What to do
Your task is to copy every line of the records below that contains "Remove".

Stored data
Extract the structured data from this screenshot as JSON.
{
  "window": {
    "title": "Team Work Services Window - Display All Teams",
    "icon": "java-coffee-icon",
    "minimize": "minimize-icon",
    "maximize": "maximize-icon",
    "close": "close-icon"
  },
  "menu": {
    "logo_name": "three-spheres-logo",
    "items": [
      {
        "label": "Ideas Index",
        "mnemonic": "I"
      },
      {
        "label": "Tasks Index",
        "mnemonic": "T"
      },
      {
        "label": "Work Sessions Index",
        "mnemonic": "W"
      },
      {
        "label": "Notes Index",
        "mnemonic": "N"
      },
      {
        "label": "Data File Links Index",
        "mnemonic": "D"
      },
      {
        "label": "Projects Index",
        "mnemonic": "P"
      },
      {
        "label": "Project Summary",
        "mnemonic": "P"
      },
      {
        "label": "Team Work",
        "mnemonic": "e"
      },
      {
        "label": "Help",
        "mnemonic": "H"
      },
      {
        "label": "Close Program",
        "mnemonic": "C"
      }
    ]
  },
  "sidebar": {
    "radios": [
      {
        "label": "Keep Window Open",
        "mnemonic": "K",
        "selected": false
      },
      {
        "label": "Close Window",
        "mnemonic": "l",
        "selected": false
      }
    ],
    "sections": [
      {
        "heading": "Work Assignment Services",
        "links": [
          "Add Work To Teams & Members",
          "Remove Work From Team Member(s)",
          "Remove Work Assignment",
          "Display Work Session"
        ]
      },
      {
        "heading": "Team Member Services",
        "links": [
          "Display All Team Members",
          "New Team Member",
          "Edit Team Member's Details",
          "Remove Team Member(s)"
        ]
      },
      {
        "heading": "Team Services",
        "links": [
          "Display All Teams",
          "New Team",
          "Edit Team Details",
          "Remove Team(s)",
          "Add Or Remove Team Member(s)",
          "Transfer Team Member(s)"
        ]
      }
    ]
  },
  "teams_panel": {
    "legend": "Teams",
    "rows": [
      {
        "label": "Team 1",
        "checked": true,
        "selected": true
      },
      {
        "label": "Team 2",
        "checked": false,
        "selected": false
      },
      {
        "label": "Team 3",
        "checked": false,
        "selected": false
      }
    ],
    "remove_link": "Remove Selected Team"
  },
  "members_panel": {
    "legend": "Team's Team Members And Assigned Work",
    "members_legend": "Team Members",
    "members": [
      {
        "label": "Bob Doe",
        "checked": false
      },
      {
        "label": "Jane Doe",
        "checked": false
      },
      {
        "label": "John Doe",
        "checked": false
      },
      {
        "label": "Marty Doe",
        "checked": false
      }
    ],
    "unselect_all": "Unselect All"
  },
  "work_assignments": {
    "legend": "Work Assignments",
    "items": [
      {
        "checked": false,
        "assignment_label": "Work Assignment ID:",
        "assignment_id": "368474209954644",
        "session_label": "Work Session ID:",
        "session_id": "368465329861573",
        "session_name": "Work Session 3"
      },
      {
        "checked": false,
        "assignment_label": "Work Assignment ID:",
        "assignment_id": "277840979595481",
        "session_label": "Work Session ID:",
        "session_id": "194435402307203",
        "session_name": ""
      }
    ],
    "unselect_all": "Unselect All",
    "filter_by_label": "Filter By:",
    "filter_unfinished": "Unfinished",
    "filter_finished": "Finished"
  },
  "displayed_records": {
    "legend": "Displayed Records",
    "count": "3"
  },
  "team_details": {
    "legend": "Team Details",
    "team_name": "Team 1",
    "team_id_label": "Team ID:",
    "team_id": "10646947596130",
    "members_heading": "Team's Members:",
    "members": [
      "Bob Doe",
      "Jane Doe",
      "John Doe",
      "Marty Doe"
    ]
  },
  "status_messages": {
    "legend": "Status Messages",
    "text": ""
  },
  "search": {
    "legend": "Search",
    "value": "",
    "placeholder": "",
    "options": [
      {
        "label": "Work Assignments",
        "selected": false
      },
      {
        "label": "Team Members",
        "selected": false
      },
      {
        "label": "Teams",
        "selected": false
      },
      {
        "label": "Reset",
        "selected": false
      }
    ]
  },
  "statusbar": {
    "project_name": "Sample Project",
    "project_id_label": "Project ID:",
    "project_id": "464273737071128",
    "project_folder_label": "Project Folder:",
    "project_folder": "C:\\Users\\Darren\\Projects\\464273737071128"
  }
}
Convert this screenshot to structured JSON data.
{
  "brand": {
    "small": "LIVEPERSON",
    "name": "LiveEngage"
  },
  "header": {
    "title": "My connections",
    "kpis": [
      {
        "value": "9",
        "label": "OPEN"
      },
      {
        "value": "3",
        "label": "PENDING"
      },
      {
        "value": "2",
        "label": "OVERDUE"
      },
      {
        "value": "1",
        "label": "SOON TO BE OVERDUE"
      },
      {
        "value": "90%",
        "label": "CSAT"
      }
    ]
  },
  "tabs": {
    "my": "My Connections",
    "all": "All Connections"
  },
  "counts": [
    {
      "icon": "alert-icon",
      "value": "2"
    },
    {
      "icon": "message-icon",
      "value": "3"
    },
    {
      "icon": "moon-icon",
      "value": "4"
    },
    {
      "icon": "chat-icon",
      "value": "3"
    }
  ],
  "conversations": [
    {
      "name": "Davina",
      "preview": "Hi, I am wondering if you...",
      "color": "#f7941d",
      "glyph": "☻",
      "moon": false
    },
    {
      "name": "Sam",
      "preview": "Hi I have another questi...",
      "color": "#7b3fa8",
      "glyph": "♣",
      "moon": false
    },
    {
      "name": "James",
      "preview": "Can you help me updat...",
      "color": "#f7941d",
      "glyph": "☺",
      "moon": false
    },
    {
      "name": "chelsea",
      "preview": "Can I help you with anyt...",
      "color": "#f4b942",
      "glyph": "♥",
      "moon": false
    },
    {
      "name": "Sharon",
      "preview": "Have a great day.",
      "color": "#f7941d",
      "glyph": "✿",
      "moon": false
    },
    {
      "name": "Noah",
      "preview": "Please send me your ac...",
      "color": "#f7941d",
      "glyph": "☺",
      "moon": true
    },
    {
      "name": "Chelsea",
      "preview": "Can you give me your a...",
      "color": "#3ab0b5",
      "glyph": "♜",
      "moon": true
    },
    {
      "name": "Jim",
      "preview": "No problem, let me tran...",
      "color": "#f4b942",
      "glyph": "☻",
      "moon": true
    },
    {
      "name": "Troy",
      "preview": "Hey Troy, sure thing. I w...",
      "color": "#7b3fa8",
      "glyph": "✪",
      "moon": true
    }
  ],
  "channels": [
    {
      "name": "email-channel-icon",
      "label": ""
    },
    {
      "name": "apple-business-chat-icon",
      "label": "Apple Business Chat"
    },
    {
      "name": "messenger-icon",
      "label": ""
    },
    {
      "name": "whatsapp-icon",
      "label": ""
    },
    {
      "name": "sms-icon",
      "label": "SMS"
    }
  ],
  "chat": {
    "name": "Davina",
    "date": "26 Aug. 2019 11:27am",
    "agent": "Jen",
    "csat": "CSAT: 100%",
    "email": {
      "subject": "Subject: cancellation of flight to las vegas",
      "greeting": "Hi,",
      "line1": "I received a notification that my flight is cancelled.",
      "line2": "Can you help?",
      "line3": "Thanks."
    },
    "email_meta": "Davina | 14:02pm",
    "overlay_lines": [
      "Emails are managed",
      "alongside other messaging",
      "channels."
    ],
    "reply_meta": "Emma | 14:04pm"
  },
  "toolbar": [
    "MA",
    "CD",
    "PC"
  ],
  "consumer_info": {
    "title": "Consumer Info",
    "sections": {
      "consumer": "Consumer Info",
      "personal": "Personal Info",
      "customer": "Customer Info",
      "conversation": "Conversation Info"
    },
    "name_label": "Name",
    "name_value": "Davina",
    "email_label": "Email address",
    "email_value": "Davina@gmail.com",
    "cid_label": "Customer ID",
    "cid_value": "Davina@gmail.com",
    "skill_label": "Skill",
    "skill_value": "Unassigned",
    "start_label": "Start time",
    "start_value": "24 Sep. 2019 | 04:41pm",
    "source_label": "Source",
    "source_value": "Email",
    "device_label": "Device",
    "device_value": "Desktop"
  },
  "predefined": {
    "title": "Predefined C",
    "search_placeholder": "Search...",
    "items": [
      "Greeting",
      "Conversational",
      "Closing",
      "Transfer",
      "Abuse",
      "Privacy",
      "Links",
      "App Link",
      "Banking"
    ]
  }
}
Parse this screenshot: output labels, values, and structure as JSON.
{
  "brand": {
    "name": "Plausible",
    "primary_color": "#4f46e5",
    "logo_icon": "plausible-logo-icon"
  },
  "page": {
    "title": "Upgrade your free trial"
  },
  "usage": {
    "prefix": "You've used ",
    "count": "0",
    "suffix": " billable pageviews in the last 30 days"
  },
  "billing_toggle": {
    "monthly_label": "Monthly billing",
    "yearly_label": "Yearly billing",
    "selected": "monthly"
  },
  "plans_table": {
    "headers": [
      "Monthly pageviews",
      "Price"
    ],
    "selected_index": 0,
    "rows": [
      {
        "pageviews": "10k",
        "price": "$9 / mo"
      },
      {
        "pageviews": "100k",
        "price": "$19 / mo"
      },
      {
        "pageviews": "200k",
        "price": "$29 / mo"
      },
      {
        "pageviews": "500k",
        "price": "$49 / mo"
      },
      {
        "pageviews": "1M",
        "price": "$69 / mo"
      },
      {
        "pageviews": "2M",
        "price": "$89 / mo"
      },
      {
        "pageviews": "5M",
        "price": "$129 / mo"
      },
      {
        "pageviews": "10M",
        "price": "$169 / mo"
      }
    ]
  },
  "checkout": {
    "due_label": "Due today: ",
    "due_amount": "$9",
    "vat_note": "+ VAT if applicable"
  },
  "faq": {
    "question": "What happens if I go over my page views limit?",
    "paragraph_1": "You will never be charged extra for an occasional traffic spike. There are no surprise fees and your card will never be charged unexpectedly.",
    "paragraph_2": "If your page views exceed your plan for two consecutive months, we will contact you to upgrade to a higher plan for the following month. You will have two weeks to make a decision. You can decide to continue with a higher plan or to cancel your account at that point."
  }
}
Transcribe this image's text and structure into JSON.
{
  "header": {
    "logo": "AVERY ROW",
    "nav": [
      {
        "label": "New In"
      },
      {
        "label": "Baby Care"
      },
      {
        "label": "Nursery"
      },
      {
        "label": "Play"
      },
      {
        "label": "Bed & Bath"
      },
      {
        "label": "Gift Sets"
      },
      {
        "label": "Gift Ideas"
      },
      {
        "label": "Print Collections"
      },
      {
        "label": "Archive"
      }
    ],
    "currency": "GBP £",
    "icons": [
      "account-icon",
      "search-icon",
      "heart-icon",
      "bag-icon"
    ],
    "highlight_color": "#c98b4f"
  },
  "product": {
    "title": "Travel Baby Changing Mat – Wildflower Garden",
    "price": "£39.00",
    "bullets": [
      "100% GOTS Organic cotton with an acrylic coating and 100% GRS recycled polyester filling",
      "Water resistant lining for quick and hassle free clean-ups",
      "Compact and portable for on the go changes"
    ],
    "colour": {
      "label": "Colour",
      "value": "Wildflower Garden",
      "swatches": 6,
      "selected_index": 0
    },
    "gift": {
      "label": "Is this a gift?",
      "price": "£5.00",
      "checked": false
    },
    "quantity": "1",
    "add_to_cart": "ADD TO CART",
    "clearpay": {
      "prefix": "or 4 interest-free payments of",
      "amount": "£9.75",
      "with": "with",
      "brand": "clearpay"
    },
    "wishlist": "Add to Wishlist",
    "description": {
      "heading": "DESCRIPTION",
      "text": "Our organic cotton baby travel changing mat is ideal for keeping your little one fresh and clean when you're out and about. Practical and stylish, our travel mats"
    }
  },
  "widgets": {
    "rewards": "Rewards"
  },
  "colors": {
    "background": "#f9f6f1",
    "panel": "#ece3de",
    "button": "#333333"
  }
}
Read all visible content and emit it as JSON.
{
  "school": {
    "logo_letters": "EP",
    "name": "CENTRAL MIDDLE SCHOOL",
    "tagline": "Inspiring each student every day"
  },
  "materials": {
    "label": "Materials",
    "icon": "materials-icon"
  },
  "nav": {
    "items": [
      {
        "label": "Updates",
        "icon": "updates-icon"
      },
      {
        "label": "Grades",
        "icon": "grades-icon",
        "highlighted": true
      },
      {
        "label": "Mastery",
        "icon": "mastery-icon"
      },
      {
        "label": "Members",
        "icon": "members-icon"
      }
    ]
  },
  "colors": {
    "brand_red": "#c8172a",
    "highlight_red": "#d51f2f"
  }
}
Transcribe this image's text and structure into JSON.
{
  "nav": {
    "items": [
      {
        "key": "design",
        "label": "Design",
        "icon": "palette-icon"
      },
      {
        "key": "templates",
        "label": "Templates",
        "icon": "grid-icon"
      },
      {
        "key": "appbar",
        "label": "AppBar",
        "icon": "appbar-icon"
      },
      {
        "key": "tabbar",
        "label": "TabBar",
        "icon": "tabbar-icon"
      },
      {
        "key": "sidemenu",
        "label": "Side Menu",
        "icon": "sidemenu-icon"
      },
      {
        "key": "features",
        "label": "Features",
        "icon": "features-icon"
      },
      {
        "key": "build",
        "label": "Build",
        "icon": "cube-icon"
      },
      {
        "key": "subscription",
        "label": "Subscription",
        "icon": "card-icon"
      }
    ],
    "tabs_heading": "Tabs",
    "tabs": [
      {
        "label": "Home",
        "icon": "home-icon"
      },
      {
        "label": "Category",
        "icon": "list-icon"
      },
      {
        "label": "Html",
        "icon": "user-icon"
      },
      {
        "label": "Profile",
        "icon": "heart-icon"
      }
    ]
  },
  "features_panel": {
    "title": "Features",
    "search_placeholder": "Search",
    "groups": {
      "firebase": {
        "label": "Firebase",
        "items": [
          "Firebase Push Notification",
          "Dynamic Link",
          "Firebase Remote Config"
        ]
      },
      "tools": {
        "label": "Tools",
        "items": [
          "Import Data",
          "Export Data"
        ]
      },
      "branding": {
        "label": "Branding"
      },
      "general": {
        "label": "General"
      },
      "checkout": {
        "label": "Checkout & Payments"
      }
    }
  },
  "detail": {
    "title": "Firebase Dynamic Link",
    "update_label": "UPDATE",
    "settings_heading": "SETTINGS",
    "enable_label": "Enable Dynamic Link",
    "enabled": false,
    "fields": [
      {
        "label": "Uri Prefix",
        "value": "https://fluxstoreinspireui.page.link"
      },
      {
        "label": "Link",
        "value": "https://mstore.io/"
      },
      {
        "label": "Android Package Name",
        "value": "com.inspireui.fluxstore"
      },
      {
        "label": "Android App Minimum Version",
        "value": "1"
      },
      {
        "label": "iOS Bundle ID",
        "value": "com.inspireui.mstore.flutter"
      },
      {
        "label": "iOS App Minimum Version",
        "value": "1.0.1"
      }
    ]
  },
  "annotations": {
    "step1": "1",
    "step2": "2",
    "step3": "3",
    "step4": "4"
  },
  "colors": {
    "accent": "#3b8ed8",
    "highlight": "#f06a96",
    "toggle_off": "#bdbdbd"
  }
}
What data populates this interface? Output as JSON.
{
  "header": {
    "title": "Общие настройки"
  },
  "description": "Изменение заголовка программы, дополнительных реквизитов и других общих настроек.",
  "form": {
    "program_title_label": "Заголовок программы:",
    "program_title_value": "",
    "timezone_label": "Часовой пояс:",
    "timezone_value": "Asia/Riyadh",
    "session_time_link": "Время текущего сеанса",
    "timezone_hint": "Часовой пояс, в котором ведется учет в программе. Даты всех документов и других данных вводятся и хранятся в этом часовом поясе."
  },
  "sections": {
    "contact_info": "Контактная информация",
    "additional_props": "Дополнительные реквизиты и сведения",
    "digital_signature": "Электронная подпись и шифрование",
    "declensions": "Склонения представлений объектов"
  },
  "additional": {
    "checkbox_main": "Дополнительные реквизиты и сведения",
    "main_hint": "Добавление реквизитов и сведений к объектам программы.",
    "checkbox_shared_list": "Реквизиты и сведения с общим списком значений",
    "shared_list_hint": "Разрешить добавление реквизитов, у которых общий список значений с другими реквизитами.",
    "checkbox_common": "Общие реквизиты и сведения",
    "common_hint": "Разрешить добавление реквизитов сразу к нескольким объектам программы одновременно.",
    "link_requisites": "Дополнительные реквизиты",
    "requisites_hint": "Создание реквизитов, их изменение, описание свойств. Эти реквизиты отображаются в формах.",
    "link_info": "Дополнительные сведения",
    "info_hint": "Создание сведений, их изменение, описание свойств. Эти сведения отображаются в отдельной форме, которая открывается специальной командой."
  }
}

Result below
          "Remove Work From Team Member(s)",
          "Remove Work Assignment",
          "Remove Team Member(s)"
          "Remove Team(s)",
          "Add Or Remove Team Member(s)",
    "remove_link": "Remove Selected Team"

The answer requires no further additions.